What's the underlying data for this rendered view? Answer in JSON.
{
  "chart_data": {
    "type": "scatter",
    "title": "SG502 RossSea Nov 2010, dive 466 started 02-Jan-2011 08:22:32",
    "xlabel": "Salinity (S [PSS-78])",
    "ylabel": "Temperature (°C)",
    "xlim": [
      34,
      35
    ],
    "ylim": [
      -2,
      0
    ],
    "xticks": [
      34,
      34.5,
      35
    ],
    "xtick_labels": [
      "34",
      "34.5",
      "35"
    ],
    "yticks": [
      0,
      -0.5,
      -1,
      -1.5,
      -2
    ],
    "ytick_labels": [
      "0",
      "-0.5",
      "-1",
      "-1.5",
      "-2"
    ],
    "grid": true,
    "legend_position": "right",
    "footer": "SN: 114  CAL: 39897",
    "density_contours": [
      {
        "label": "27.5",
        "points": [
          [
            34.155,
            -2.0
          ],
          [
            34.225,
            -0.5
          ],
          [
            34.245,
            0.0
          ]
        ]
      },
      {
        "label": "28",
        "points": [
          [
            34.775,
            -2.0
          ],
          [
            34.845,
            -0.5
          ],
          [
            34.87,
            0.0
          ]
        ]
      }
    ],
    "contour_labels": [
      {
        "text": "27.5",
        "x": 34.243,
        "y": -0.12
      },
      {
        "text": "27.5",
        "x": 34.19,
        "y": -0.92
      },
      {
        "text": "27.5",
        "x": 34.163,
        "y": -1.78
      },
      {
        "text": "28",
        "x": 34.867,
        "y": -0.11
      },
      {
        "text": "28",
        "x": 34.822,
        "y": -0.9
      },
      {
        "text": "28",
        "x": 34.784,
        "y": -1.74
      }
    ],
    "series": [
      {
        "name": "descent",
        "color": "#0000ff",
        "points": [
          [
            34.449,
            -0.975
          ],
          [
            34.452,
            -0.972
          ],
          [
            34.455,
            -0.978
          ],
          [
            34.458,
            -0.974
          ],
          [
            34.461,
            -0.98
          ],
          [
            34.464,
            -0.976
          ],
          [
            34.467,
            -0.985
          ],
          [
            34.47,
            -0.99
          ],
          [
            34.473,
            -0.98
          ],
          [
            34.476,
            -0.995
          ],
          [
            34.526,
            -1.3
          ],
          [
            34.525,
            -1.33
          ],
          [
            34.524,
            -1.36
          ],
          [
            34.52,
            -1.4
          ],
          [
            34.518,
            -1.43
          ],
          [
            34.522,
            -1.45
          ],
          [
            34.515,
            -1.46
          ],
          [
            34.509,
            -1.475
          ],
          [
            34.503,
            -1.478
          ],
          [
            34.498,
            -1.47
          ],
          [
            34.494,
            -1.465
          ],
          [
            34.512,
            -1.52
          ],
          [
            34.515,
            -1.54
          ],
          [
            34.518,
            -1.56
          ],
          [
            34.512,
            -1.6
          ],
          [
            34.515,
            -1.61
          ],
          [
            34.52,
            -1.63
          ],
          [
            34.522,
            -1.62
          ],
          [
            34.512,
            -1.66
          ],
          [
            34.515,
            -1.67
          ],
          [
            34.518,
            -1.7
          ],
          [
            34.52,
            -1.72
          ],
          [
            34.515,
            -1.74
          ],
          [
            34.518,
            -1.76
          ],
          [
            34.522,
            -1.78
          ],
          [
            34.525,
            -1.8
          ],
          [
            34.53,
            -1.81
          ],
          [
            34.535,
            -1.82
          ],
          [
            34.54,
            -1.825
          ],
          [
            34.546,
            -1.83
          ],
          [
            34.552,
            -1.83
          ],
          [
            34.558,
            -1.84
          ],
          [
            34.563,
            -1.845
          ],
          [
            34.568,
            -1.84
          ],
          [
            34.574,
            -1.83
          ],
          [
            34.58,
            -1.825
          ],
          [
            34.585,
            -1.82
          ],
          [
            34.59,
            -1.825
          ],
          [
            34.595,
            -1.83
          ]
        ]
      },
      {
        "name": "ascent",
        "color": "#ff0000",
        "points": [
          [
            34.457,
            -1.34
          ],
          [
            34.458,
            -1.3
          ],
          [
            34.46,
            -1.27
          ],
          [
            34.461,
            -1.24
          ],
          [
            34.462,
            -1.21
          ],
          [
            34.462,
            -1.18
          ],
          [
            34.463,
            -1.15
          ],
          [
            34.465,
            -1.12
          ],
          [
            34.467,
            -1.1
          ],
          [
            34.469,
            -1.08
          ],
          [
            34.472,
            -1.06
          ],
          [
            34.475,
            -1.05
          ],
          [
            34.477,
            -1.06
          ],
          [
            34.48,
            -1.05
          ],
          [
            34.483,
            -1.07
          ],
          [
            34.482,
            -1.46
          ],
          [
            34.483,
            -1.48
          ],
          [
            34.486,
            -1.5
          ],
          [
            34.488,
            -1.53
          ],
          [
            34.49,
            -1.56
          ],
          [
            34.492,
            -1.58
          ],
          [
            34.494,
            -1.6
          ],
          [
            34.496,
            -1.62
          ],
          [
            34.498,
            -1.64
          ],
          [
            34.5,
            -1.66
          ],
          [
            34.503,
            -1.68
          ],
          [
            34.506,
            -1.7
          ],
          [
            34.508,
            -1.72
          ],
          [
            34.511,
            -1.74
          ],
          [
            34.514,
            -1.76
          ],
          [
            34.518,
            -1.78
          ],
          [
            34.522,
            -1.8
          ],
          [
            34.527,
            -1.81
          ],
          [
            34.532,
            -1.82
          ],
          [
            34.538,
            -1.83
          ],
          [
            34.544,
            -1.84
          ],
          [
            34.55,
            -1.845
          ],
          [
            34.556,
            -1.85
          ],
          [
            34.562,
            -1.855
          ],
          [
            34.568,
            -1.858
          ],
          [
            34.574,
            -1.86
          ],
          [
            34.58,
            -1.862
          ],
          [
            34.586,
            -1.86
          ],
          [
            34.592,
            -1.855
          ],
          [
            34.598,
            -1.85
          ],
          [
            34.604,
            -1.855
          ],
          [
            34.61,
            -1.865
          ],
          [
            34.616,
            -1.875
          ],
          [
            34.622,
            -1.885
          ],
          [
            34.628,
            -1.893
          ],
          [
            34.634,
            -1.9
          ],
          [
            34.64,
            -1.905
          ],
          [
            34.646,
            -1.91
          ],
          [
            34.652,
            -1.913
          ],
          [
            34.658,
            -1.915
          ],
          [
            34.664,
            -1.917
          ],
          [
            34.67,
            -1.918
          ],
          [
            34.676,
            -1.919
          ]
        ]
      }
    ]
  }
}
===
=== Your instructions ===
Print the listing above in full, exactly as it is.

=== Solution ===
What's the underlying data for this rendered view? Answer in JSON.
{
  "chart_data": {
    "type": "scatter",
    "title": "SG502 RossSea Nov 2010, dive 466 started 02-Jan-2011 08:22:32",
    "xlabel": "Salinity (S [PSS-78])",
    "ylabel": "Temperature (°C)",
    "xlim": [
      34,
      35
    ],
    "ylim": [
      -2,
      0
    ],
    "xticks": [
      34,
      34.5,
      35
    ],
    "xtick_labels": [
      "34",
      "34.5",
      "35"
    ],
    "yticks": [
      0,
      -0.5,
      -1,
      -1.5,
      -2
    ],
    "ytick_labels": [
      "0",
      "-0.5",
      "-1",
      "-1.5",
      "-2"
    ],
    "grid": true,
    "legend_position": "right",
    "footer": "SN: 114  CAL: 39897",
    "density_contours": [
      {
        "label": "27.5",
        "points": [
          [
            34.155,
            -2.0
          ],
          [
            34.225,
            -0.5
          ],
          [
            34.245,
            0.0
          ]
        ]
      },
      {
        "label": "28",
        "points": [
          [
            34.775,
            -2.0
          ],
          [
            34.845,
            -0.5
          ],
          [
            34.87,
            0.0
          ]
        ]
      }
    ],
    "contour_labels": [
      {
        "text": "27.5",
        "x": 34.243,
        "y": -0.12
      },
      {
        "text": "27.5",
        "x": 34.19,
        "y": -0.92
      },
      {
        "text": "27.5",
        "x": 34.163,
        "y": -1.78
      },
      {
        "text": "28",
        "x": 34.867,
        "y": -0.11
      },
      {
        "text": "28",
        "x": 34.822,
        "y": -0.9
      },
      {
        "text": "28",
        "x": 34.784,
        "y": -1.74
      }
    ],
    "series": [
      {
        "name": "descent",
        "color": "#0000ff",
        "points": [
          [
            34.449,
            -0.975
          ],
          [
            34.452,
            -0.972
          ],
          [
            34.455,
            -0.978
          ],
          [
            34.458,
            -0.974
          ],
          [
            34.461,
            -0.98
          ],
          [
            34.464,
            -0.976
          ],
          [
            34.467,
            -0.985
          ],
          [
            34.47,
            -0.99
          ],
          [
            34.473,
            -0.98
          ],
          [
            34.476,
            -0.995
          ],
          [
            34.526,
            -1.3
          ],
          [
            34.525,
            -1.33
          ],
          [
            34.524,
            -1.36
          ],
          [
            34.52,
            -1.4
          ],
          [
            34.518,
            -1.43
          ],
          [
            34.522,
            -1.45
          ],
          [
            34.515,
            -1.46
          ],
          [
            34.509,
            -1.475
          ],
          [
            34.503,
            -1.478
          ],
          [
            34.498,
            -1.47
          ],
          [
            34.494,
            -1.465
          ],
          [
            34.512,
            -1.52
          ],
          [
            34.515,
            -1.54
          ],
          [
            34.518,
            -1.56
          ],
          [
            34.512,
            -1.6
          ],
          [
            34.515,
            -1.61
          ],
          [
            34.52,
            -1.63
          ],
          [
            34.522,
            -1.62
          ],
          [
            34.512,
            -1.66
          ],
          [
            34.515,
            -1.67
          ],
          [
            34.518,
            -1.7
          ],
          [
            34.52,
            -1.72
          ],
          [
            34.515,
            -1.74
          ],
          [
            34.518,
            -1.76
          ],
          [
            34.522,
            -1.78
          ],
          [
            34.525,
            -1.8
          ],
          [
            34.53,
            -1.81
          ],
          [
            34.535,
            -1.82
          ],
          [
            34.54,
            -1.825
          ],
          [
            34.546,
            -1.83
          ],
          [
            34.552,
            -1.83
          ],
          [
            34.558,
            -1.84
          ],
          [
            34.563,
            -1.845
          ],
          [
            34.568,
            -1.84
          ],
          [
            34.574,
            -1.83
          ],
          [
            34.58,
            -1.825
          ],
          [
            34.585,
            -1.82
          ],
          [
            34.59,
            -1.825
          ],
          [
            34.595,
            -1.83
          ]
        ]
      },
      {
        "name": "ascent",
        "color": "#ff0000",
        "points": [
          [
            34.457,
            -1.34
          ],
          [
            34.458,
            -1.3
          ],
          [
            34.46,
            -1.27
          ],
          [
            34.461,
            -1.24
          ],
          [
            34.462,
            -1.21
          ],
          [
            34.462,
            -1.18
          ],
          [
            34.463,
            -1.15
          ],
          [
            34.465,
            -1.12
          ],
          [
            34.467,
            -1.1
          ],
          [
            34.469,
            -1.08
          ],
          [
            34.472,
            -1.06
          ],
          [
            34.475,
            -1.05
          ],
          [
            34.477,
            -1.06
          ],
          [
            34.48,
            -1.05
          ],
          [
            34.483,
            -1.07
          ],
          [
            34.482,
            -1.46
          ],
          [
            34.483,
            -1.48
          ],
          [
            34.486,
            -1.5
          ],
          [
            34.488,
            -1.53
          ],
          [
            34.49,
            -1.56
          ],
          [
            34.492,
            -1.58
          ],
          [
            34.494,
            -1.6
          ],
          [
            34.496,
            -1.62
          ],
          [
            34.498,
            -1.64
          ],
          [
            34.5,
            -1.66
          ],
          [
            34.503,
            -1.68
          ],
          [
            34.506,
            -1.7
          ],
          [
            34.508,
            -1.72
          ],
          [
            34.511,
            -1.74
          ],
          [
            34.514,
            -1.76
          ],
          [
            34.518,
            -1.78
          ],
          [
            34.522,
            -1.8
          ],
          [
            34.527,
            -1.81
          ],
          [
            34.532,
            -1.82
          ],
          [
            34.538,
            -1.83
          ],
          [
            34.544,
            -1.84
          ],
          [
            34.55,
            -1.845
          ],
          [
            34.556,
            -1.85
          ],
          [
            34.562,
            -1.855
          ],
          [
            34.568,
            -1.858
          ],
          [
            34.574,
            -1.86
          ],
          [
            34.58,
            -1.862
          ],
          [
            34.586,
            -1.86
          ],
          [
            34.592,
            -1.855
          ],
          [
            34.598,
            -1.85
          ],
          [
            34.604,
            -1.855
          ],
          [
            34.61,
            -1.865
          ],
          [
            34.616,
            -1.875
          ],
          [
            34.622,
            -1.885
          ],
          [
            34.628,
            -1.893
          ],
          [
            34.634,
            -1.9
          ],
          [
            34.64,
            -1.905
          ],
          [
            34.646,
            -1.91
          ],
          [
            34.652,
            -1.913
          ],
          [
            34.658,
            -1.915
          ],
          [
            34.664,
            -1.917
          ],
          [
            34.67,
            -1.918
          ],
          [
            34.676,
            -1.919
          ]
        ]
      }
    ]
  }
}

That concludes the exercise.